Check each line of the entries below for the string "très" and state how many lines have it, with no other text.

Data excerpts
· · · · · · ·

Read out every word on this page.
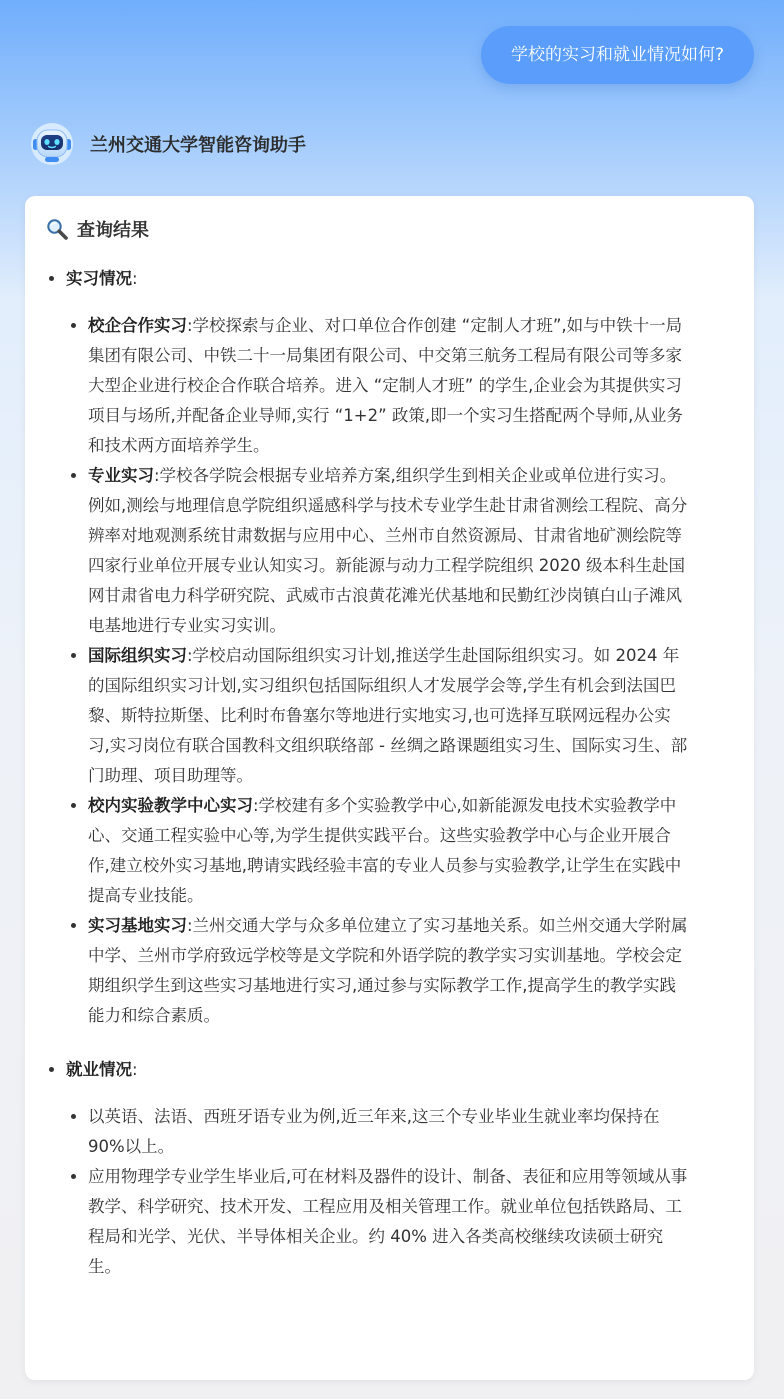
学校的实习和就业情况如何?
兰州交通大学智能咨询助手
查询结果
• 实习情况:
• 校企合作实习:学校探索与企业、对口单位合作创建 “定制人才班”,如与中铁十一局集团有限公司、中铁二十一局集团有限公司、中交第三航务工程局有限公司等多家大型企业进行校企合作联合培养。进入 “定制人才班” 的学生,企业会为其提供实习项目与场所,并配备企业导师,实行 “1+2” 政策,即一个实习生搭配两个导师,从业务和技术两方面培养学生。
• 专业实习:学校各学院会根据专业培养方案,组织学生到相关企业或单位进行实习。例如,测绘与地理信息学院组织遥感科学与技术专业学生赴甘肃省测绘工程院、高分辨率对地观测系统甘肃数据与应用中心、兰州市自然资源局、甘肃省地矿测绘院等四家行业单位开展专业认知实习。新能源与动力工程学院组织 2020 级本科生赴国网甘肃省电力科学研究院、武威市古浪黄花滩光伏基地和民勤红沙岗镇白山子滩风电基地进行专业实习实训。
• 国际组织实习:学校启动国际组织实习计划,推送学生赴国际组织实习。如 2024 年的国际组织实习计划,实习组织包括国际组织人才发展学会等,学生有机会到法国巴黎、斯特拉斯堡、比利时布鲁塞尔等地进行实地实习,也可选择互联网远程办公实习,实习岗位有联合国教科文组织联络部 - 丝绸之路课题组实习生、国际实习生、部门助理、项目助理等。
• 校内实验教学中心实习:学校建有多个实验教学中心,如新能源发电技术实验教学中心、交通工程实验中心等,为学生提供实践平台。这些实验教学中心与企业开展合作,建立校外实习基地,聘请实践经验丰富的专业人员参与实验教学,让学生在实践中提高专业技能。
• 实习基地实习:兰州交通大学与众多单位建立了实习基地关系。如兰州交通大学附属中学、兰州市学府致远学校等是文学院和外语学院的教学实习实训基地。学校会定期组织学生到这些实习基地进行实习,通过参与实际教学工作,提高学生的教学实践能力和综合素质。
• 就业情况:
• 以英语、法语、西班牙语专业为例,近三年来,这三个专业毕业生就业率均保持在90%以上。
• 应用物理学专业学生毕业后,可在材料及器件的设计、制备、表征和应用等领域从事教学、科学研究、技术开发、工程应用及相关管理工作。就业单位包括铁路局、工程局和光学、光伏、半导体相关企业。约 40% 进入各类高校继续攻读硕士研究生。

· · · · · · ·

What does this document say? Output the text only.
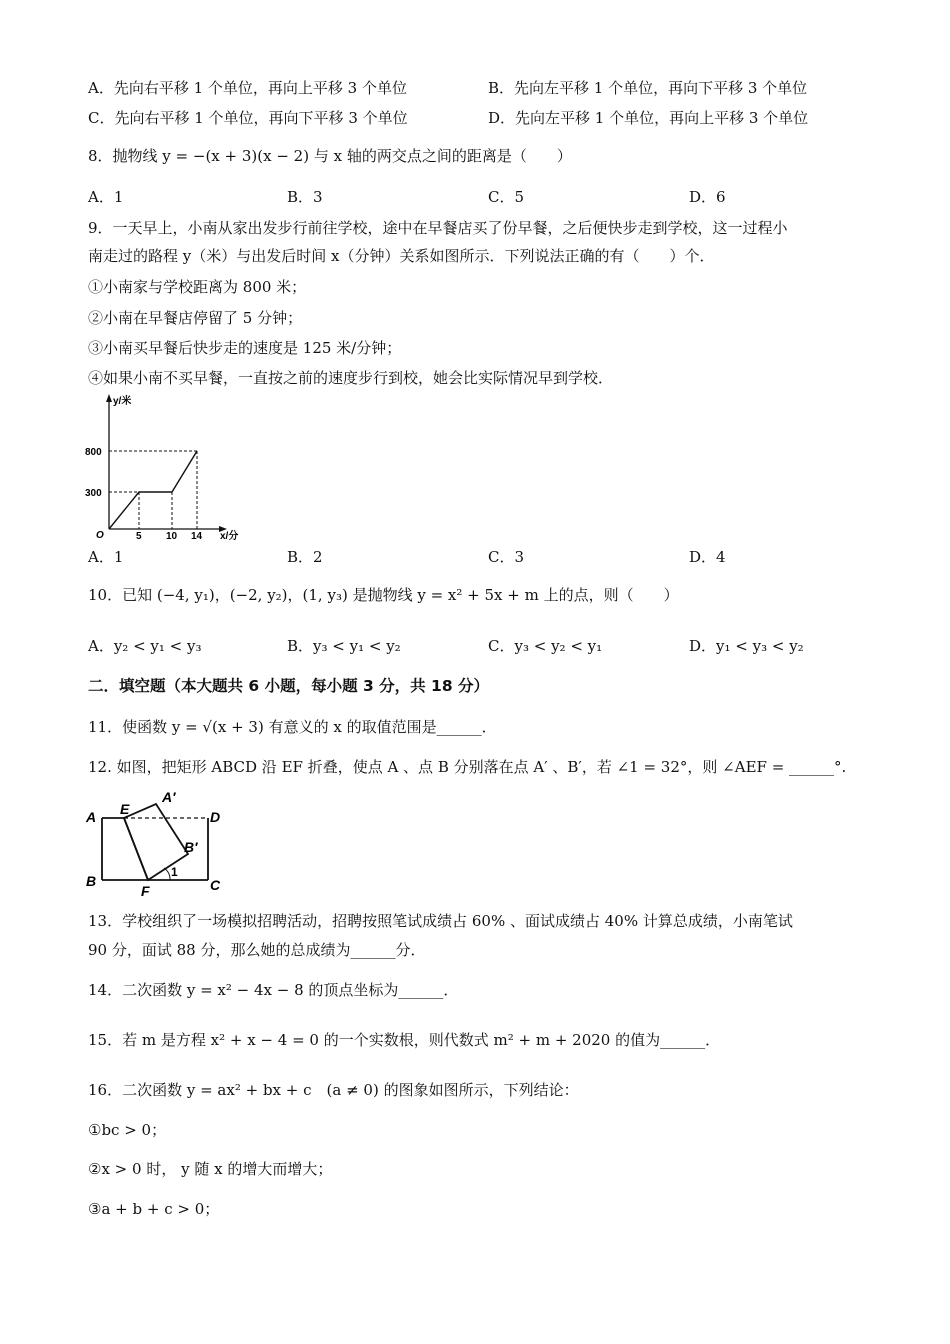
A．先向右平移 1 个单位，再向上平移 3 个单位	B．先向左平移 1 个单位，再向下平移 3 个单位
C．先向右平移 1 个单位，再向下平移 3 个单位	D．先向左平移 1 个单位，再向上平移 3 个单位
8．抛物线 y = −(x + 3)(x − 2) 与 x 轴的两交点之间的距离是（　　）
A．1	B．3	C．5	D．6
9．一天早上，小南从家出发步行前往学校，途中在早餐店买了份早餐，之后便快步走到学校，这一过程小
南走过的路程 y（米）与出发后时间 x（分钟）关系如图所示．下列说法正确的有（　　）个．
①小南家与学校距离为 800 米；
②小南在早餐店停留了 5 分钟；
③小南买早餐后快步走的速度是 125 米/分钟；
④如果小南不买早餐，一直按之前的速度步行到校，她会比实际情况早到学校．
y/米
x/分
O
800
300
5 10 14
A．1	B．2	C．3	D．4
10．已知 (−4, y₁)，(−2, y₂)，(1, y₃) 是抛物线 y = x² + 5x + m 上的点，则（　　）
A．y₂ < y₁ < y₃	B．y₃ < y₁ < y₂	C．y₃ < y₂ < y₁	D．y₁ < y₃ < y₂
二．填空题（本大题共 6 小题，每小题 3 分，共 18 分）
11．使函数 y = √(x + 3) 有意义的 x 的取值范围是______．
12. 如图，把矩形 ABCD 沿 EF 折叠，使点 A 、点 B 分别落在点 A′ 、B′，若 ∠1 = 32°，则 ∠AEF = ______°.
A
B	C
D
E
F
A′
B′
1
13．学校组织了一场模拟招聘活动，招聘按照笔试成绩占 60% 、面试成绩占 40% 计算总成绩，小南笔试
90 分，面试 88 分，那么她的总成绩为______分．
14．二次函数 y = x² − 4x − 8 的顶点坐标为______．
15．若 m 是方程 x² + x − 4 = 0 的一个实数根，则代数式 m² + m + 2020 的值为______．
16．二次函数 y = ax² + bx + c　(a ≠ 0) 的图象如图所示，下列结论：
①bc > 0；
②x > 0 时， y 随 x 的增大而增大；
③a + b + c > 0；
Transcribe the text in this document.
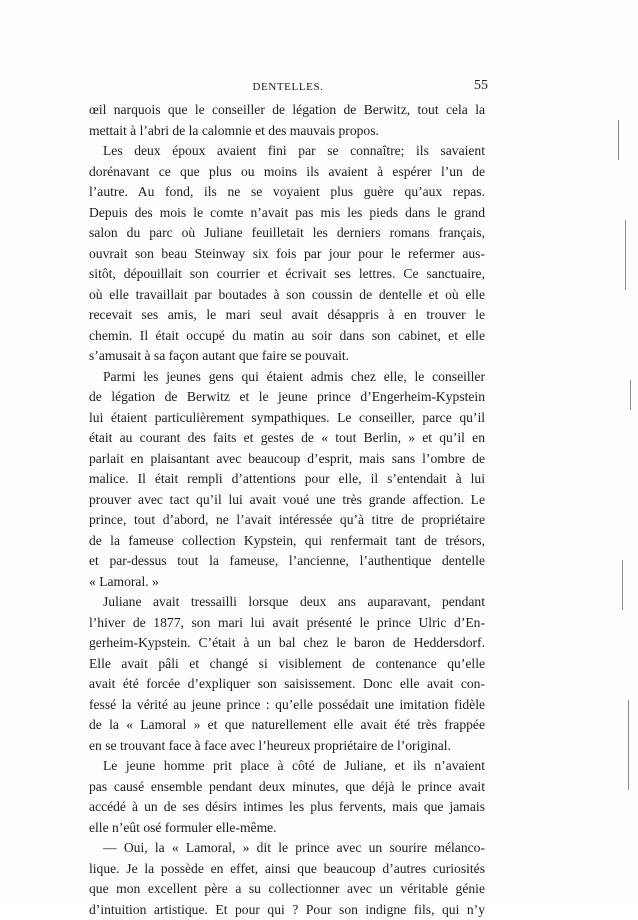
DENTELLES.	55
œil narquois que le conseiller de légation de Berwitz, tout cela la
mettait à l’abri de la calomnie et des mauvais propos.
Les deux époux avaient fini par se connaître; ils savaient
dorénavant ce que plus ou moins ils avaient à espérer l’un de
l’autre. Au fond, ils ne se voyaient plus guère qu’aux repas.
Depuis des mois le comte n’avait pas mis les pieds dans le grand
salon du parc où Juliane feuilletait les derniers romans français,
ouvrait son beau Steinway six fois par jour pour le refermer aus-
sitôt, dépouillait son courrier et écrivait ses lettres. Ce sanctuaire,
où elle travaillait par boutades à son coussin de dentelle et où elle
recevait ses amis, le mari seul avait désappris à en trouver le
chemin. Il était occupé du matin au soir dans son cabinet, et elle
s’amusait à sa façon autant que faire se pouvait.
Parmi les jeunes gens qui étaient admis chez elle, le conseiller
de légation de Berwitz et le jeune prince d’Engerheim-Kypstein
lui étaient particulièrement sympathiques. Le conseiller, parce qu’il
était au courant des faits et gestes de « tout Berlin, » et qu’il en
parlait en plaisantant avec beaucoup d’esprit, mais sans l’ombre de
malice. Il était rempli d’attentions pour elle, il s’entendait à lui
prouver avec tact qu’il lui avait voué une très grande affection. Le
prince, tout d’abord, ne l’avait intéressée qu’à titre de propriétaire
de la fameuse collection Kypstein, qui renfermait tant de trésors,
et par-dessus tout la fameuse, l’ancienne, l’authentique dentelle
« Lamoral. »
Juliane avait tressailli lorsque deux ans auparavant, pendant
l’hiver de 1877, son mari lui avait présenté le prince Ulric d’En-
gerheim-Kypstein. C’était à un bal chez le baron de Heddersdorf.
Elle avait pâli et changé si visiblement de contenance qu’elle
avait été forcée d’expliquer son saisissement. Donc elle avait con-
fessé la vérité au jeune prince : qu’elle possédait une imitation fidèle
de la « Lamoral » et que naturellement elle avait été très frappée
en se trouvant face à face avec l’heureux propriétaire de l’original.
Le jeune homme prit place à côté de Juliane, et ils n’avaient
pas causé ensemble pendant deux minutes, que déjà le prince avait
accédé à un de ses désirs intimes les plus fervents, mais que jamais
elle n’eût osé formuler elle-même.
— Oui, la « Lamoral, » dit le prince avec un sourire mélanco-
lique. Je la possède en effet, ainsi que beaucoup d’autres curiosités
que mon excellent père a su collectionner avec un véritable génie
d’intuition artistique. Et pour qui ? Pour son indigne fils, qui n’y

· · · · · · ·

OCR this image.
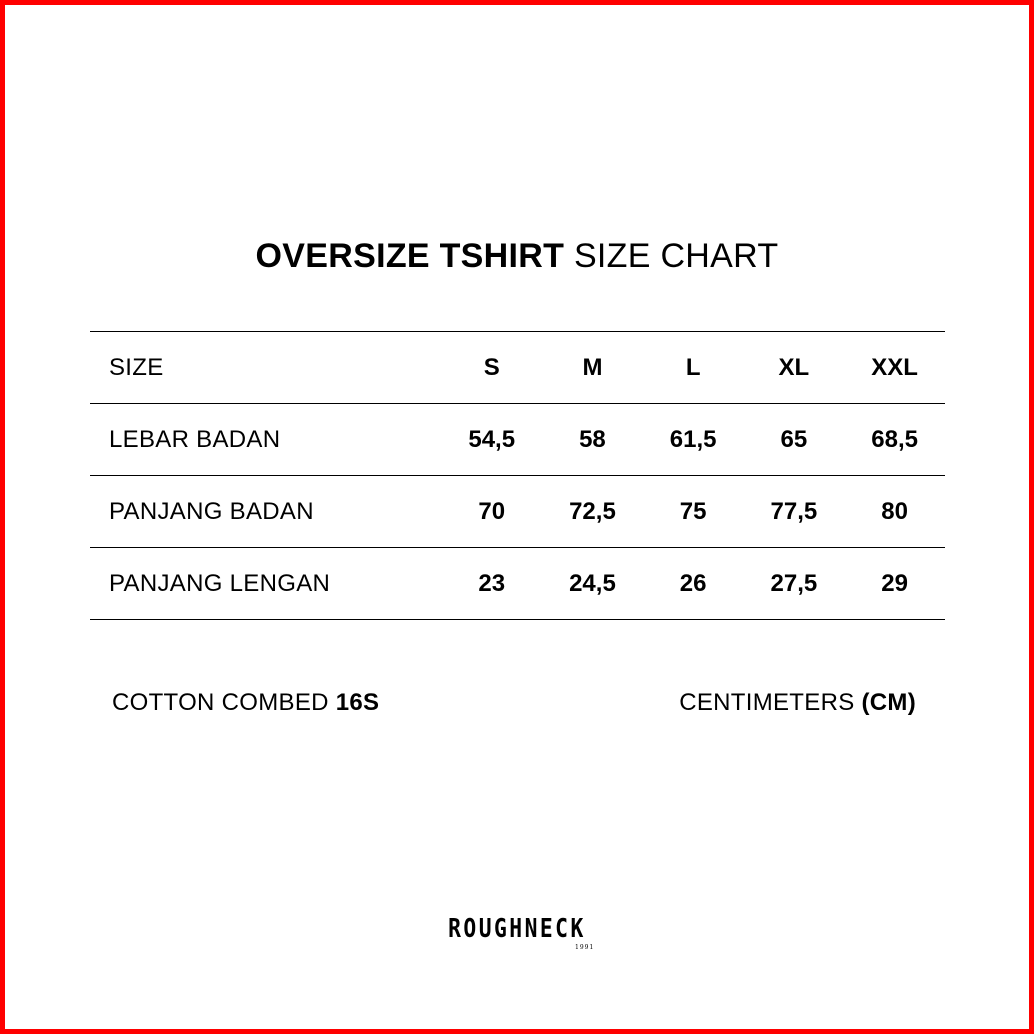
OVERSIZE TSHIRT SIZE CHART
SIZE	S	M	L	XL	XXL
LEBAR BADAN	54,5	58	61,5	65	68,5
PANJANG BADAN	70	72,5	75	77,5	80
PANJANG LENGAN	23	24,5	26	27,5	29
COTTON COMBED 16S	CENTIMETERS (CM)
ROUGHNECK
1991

· · · · · · ·

#### Result
2